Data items

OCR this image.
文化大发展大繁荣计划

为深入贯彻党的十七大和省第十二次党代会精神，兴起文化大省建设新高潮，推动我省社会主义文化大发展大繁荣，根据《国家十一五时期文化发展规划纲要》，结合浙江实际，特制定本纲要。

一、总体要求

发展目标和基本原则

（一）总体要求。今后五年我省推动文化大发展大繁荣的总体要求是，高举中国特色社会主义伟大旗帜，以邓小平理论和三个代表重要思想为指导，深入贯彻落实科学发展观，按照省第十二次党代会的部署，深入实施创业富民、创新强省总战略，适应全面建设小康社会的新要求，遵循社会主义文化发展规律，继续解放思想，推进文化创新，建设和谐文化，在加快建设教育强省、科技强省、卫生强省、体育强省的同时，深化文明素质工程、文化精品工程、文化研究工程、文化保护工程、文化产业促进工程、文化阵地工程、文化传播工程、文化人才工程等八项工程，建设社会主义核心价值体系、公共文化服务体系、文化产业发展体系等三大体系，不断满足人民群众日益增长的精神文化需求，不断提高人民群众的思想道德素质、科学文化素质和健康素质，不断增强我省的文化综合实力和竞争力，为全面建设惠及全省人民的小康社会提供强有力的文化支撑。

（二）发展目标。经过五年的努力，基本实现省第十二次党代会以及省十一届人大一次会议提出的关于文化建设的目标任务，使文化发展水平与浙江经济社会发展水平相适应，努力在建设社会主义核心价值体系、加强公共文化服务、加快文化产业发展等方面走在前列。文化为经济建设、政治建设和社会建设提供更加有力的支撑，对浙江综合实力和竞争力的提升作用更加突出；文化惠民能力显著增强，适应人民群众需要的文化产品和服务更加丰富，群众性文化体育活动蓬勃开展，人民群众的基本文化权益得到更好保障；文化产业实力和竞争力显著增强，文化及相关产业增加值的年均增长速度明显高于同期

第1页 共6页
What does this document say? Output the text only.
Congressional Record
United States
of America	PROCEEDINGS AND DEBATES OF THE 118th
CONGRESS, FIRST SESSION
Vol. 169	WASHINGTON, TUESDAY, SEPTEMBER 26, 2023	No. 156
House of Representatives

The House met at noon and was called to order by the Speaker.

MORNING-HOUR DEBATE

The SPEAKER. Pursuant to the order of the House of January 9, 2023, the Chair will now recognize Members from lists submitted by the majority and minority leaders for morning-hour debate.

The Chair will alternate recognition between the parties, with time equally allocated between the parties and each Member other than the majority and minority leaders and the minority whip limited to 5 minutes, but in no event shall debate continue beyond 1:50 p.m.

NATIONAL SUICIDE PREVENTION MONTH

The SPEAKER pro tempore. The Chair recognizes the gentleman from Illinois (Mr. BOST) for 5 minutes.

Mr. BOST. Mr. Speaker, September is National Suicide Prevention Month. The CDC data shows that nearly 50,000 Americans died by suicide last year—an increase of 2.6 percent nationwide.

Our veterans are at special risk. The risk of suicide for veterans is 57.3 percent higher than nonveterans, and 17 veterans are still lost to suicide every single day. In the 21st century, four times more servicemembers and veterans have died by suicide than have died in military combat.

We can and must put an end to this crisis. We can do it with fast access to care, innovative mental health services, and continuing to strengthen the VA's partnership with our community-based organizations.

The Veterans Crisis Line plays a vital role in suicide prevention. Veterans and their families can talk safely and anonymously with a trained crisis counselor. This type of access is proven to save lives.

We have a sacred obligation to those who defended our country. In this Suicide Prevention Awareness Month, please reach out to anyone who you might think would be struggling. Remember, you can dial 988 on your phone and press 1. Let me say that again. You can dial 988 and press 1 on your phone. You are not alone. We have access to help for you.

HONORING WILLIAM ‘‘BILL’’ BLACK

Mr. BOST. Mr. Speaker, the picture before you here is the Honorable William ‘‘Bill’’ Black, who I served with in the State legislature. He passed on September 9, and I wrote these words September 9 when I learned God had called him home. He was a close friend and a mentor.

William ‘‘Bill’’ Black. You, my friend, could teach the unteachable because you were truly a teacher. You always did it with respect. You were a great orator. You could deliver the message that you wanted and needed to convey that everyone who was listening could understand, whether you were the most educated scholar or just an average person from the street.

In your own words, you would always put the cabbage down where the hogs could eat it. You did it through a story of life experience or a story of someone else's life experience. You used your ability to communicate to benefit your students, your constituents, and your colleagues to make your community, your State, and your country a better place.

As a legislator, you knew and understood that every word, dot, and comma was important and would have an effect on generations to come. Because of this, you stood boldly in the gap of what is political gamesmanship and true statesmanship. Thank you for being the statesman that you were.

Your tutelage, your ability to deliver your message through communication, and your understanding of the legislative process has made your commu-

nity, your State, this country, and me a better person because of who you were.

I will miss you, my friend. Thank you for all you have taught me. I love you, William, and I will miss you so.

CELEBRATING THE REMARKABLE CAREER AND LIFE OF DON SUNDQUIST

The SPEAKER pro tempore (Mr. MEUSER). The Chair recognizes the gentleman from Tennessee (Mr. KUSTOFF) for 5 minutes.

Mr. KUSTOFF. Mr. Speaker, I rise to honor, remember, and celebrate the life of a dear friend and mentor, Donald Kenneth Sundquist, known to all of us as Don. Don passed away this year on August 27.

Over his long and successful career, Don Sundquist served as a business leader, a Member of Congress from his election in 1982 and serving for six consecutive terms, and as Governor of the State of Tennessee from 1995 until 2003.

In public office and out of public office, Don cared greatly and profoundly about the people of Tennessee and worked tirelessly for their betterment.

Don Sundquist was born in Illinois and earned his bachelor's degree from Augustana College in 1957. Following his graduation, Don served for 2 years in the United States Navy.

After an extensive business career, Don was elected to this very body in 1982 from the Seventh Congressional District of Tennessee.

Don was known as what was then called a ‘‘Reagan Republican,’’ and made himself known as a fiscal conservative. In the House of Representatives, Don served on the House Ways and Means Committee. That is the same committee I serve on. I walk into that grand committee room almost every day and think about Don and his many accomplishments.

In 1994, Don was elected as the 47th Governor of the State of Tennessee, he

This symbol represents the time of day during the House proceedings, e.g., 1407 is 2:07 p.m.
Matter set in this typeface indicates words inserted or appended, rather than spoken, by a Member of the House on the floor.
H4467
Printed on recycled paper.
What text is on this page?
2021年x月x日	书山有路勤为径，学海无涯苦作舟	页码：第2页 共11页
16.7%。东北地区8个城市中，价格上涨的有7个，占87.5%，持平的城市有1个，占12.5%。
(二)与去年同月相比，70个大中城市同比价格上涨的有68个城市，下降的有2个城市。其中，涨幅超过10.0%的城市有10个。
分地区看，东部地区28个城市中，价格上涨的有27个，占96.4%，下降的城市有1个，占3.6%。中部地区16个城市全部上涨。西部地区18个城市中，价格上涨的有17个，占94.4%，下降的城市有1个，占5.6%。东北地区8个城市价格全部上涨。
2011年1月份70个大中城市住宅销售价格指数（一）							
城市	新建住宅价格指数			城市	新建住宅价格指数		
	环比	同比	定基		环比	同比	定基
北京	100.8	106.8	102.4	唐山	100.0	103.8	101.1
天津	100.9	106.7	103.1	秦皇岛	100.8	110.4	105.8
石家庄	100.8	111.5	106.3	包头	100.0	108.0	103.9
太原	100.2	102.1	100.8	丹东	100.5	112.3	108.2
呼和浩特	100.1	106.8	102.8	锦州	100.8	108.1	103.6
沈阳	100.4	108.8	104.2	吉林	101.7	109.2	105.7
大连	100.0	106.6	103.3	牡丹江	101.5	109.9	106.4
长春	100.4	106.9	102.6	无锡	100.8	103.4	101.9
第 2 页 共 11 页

**DO THIS**
Print all the data exactly.

**TASK OUTPUT**
OCR this image.
文化大发展大繁荣计划

为深入贯彻党的十七大和省第十二次党代会精神，兴起文化大省建设新高潮，推动我省社会主义文化大发展大繁荣，根据《国家十一五时期文化发展规划纲要》，结合浙江实际，特制定本纲要。

一、总体要求

发展目标和基本原则

（一）总体要求。今后五年我省推动文化大发展大繁荣的总体要求是，高举中国特色社会主义伟大旗帜，以邓小平理论和三个代表重要思想为指导，深入贯彻落实科学发展观，按照省第十二次党代会的部署，深入实施创业富民、创新强省总战略，适应全面建设小康社会的新要求，遵循社会主义文化发展规律，继续解放思想，推进文化创新，建设和谐文化，在加快建设教育强省、科技强省、卫生强省、体育强省的同时，深化文明素质工程、文化精品工程、文化研究工程、文化保护工程、文化产业促进工程、文化阵地工程、文化传播工程、文化人才工程等八项工程，建设社会主义核心价值体系、公共文化服务体系、文化产业发展体系等三大体系，不断满足人民群众日益增长的精神文化需求，不断提高人民群众的思想道德素质、科学文化素质和健康素质，不断增强我省的文化综合实力和竞争力，为全面建设惠及全省人民的小康社会提供强有力的文化支撑。

（二）发展目标。经过五年的努力，基本实现省第十二次党代会以及省十一届人大一次会议提出的关于文化建设的目标任务，使文化发展水平与浙江经济社会发展水平相适应，努力在建设社会主义核心价值体系、加强公共文化服务、加快文化产业发展等方面走在前列。文化为经济建设、政治建设和社会建设提供更加有力的支撑，对浙江综合实力和竞争力的提升作用更加突出；文化惠民能力显著增强，适应人民群众需要的文化产品和服务更加丰富，群众性文化体育活动蓬勃开展，人民群众的基本文化权益得到更好保障；文化产业实力和竞争力显著增强，文化及相关产业增加值的年均增长速度明显高于同期

第1页 共6页
What does this document say? Output the text only.
Congressional Record
United States
of America	PROCEEDINGS AND DEBATES OF THE 118th
CONGRESS, FIRST SESSION
Vol. 169	WASHINGTON, TUESDAY, SEPTEMBER 26, 2023	No. 156
House of Representatives

The House met at noon and was called to order by the Speaker.

MORNING-HOUR DEBATE

The SPEAKER. Pursuant to the order of the House of January 9, 2023, the Chair will now recognize Members from lists submitted by the majority and minority leaders for morning-hour debate.

The Chair will alternate recognition between the parties, with time equally allocated between the parties and each Member other than the majority and minority leaders and the minority whip limited to 5 minutes, but in no event shall debate continue beyond 1:50 p.m.

NATIONAL SUICIDE PREVENTION MONTH

The SPEAKER pro tempore. The Chair recognizes the gentleman from Illinois (Mr. BOST) for 5 minutes.

Mr. BOST. Mr. Speaker, September is National Suicide Prevention Month. The CDC data shows that nearly 50,000 Americans died by suicide last year—an increase of 2.6 percent nationwide.

Our veterans are at special risk. The risk of suicide for veterans is 57.3 percent higher than nonveterans, and 17 veterans are still lost to suicide every single day. In the 21st century, four times more servicemembers and veterans have died by suicide than have died in military combat.

We can and must put an end to this crisis. We can do it with fast access to care, innovative mental health services, and continuing to strengthen the VA's partnership with our community-based organizations.

The Veterans Crisis Line plays a vital role in suicide prevention. Veterans and their families can talk safely and anonymously with a trained crisis counselor. This type of access is proven to save lives.

We have a sacred obligation to those who defended our country. In this Suicide Prevention Awareness Month, please reach out to anyone who you might think would be struggling. Remember, you can dial 988 on your phone and press 1. Let me say that again. You can dial 988 and press 1 on your phone. You are not alone. We have access to help for you.

HONORING WILLIAM ‘‘BILL’’ BLACK

Mr. BOST. Mr. Speaker, the picture before you here is the Honorable William ‘‘Bill’’ Black, who I served with in the State legislature. He passed on September 9, and I wrote these words September 9 when I learned God had called him home. He was a close friend and a mentor.

William ‘‘Bill’’ Black. You, my friend, could teach the unteachable because you were truly a teacher. You always did it with respect. You were a great orator. You could deliver the message that you wanted and needed to convey that everyone who was listening could understand, whether you were the most educated scholar or just an average person from the street.

In your own words, you would always put the cabbage down where the hogs could eat it. You did it through a story of life experience or a story of someone else's life experience. You used your ability to communicate to benefit your students, your constituents, and your colleagues to make your community, your State, and your country a better place.

As a legislator, you knew and understood that every word, dot, and comma was important and would have an effect on generations to come. Because of this, you stood boldly in the gap of what is political gamesmanship and true statesmanship. Thank you for being the statesman that you were.

Your tutelage, your ability to deliver your message through communication, and your understanding of the legislative process has made your commu-

nity, your State, this country, and me a better person because of who you were.

I will miss you, my friend. Thank you for all you have taught me. I love you, William, and I will miss you so.

CELEBRATING THE REMARKABLE CAREER AND LIFE OF DON SUNDQUIST

The SPEAKER pro tempore (Mr. MEUSER). The Chair recognizes the gentleman from Tennessee (Mr. KUSTOFF) for 5 minutes.

Mr. KUSTOFF. Mr. Speaker, I rise to honor, remember, and celebrate the life of a dear friend and mentor, Donald Kenneth Sundquist, known to all of us as Don. Don passed away this year on August 27.

Over his long and successful career, Don Sundquist served as a business leader, a Member of Congress from his election in 1982 and serving for six consecutive terms, and as Governor of the State of Tennessee from 1995 until 2003.

In public office and out of public office, Don cared greatly and profoundly about the people of Tennessee and worked tirelessly for their betterment.

Don Sundquist was born in Illinois and earned his bachelor's degree from Augustana College in 1957. Following his graduation, Don served for 2 years in the United States Navy.

After an extensive business career, Don was elected to this very body in 1982 from the Seventh Congressional District of Tennessee.

Don was known as what was then called a ‘‘Reagan Republican,’’ and made himself known as a fiscal conservative. In the House of Representatives, Don served on the House Ways and Means Committee. That is the same committee I serve on. I walk into that grand committee room almost every day and think about Don and his many accomplishments.

In 1994, Don was elected as the 47th Governor of the State of Tennessee, he

This symbol represents the time of day during the House proceedings, e.g., 1407 is 2:07 p.m.
Matter set in this typeface indicates words inserted or appended, rather than spoken, by a Member of the House on the floor.
H4467
Printed on recycled paper.
What text is on this page?
2021年x月x日	书山有路勤为径，学海无涯苦作舟	页码：第2页 共11页
16.7%。东北地区8个城市中，价格上涨的有7个，占87.5%，持平的城市有1个，占12.5%。
(二)与去年同月相比，70个大中城市同比价格上涨的有68个城市，下降的有2个城市。其中，涨幅超过10.0%的城市有10个。
分地区看，东部地区28个城市中，价格上涨的有27个，占96.4%，下降的城市有1个，占3.6%。中部地区16个城市全部上涨。西部地区18个城市中，价格上涨的有17个，占94.4%，下降的城市有1个，占5.6%。东北地区8个城市价格全部上涨。
2011年1月份70个大中城市住宅销售价格指数（一）							
城市	新建住宅价格指数			城市	新建住宅价格指数		
	环比	同比	定基		环比	同比	定基
北京	100.8	106.8	102.4	唐山	100.0	103.8	101.1
天津	100.9	106.7	103.1	秦皇岛	100.8	110.4	105.8
石家庄	100.8	111.5	106.3	包头	100.0	108.0	103.9
太原	100.2	102.1	100.8	丹东	100.5	112.3	108.2
呼和浩特	100.1	106.8	102.8	锦州	100.8	108.1	103.6
沈阳	100.4	108.8	104.2	吉林	101.7	109.2	105.7
大连	100.0	106.6	103.3	牡丹江	101.5	109.9	106.4
长春	100.4	106.9	102.6	无锡	100.8	103.4	101.9
第 2 页 共 11 页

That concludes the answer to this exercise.